**Short exercise**
Copy out the items below word for word, starting with the very first line and going on through the line with "y-tick-label: 90 bbox=[104, 40, 123, 58]", including both of those lines.

Data pulled from a collection
^^^^^^^^
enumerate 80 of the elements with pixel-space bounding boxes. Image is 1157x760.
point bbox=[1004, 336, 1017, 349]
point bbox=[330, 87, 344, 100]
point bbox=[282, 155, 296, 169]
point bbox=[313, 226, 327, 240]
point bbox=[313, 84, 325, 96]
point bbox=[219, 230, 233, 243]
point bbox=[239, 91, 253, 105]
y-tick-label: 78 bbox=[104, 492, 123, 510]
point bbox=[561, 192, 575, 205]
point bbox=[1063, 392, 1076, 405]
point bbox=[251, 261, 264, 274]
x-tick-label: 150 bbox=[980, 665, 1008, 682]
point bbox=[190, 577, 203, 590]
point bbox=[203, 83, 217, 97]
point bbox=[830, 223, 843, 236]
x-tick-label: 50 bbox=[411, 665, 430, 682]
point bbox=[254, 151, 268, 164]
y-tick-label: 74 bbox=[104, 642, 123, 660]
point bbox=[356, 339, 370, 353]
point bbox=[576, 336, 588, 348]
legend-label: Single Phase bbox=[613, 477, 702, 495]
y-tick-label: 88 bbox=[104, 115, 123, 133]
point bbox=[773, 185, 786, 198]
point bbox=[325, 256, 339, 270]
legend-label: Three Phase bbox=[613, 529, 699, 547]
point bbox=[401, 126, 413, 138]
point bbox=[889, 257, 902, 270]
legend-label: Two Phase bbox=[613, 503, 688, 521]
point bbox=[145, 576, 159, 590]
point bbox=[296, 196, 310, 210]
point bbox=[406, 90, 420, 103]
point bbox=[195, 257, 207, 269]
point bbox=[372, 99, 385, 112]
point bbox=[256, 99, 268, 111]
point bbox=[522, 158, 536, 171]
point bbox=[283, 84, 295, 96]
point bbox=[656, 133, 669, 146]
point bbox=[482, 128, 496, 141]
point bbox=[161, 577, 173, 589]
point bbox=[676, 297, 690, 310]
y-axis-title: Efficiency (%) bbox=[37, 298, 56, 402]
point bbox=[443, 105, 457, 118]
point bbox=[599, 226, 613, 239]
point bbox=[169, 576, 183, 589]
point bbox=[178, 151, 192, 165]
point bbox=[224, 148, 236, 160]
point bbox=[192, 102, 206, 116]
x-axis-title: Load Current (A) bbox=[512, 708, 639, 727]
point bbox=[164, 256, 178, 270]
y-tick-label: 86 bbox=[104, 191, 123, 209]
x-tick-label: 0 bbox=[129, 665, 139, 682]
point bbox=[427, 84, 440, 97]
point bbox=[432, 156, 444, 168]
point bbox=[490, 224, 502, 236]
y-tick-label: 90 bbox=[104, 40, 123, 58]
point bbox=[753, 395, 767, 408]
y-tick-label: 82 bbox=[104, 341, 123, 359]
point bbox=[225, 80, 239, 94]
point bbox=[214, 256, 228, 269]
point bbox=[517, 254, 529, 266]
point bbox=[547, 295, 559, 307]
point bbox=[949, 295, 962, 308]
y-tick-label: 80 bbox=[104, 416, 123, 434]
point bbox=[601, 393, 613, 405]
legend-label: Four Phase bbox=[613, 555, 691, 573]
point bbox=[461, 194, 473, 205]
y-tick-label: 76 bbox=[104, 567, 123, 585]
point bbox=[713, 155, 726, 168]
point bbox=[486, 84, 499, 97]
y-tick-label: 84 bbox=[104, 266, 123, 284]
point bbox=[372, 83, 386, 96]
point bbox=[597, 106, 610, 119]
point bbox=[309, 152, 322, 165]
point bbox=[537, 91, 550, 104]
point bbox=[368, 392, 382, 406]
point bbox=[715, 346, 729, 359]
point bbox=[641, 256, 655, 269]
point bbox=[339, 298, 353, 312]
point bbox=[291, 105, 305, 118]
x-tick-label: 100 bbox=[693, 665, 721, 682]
^^^^^^^^
**Solution**
enumerate 80 of the elements with pixel-space bounding boxes. Image is 1157x760.
point bbox=[1004, 336, 1017, 349]
point bbox=[330, 87, 344, 100]
point bbox=[282, 155, 296, 169]
point bbox=[313, 226, 327, 240]
point bbox=[313, 84, 325, 96]
point bbox=[219, 230, 233, 243]
point bbox=[239, 91, 253, 105]
y-tick-label: 78 bbox=[104, 492, 123, 510]
point bbox=[561, 192, 575, 205]
point bbox=[1063, 392, 1076, 405]
point bbox=[251, 261, 264, 274]
x-tick-label: 150 bbox=[980, 665, 1008, 682]
point bbox=[190, 577, 203, 590]
point bbox=[203, 83, 217, 97]
point bbox=[830, 223, 843, 236]
x-tick-label: 50 bbox=[411, 665, 430, 682]
point bbox=[254, 151, 268, 164]
y-tick-label: 74 bbox=[104, 642, 123, 660]
point bbox=[356, 339, 370, 353]
point bbox=[576, 336, 588, 348]
legend-label: Single Phase bbox=[613, 477, 702, 495]
y-tick-label: 88 bbox=[104, 115, 123, 133]
point bbox=[773, 185, 786, 198]
point bbox=[325, 256, 339, 270]
legend-label: Three Phase bbox=[613, 529, 699, 547]
point bbox=[401, 126, 413, 138]
point bbox=[889, 257, 902, 270]
legend-label: Two Phase bbox=[613, 503, 688, 521]
point bbox=[145, 576, 159, 590]
point bbox=[296, 196, 310, 210]
point bbox=[406, 90, 420, 103]
point bbox=[195, 257, 207, 269]
point bbox=[372, 99, 385, 112]
point bbox=[256, 99, 268, 111]
point bbox=[522, 158, 536, 171]
point bbox=[283, 84, 295, 96]
point bbox=[656, 133, 669, 146]
point bbox=[482, 128, 496, 141]
point bbox=[161, 577, 173, 589]
point bbox=[676, 297, 690, 310]
y-axis-title: Efficiency (%) bbox=[37, 298, 56, 402]
point bbox=[443, 105, 457, 118]
point bbox=[599, 226, 613, 239]
point bbox=[169, 576, 183, 589]
point bbox=[178, 151, 192, 165]
point bbox=[224, 148, 236, 160]
point bbox=[192, 102, 206, 116]
x-axis-title: Load Current (A) bbox=[512, 708, 639, 727]
point bbox=[164, 256, 178, 270]
y-tick-label: 86 bbox=[104, 191, 123, 209]
x-tick-label: 0 bbox=[129, 665, 139, 682]
point bbox=[427, 84, 440, 97]
point bbox=[432, 156, 444, 168]
point bbox=[490, 224, 502, 236]
y-tick-label: 90 bbox=[104, 40, 123, 58]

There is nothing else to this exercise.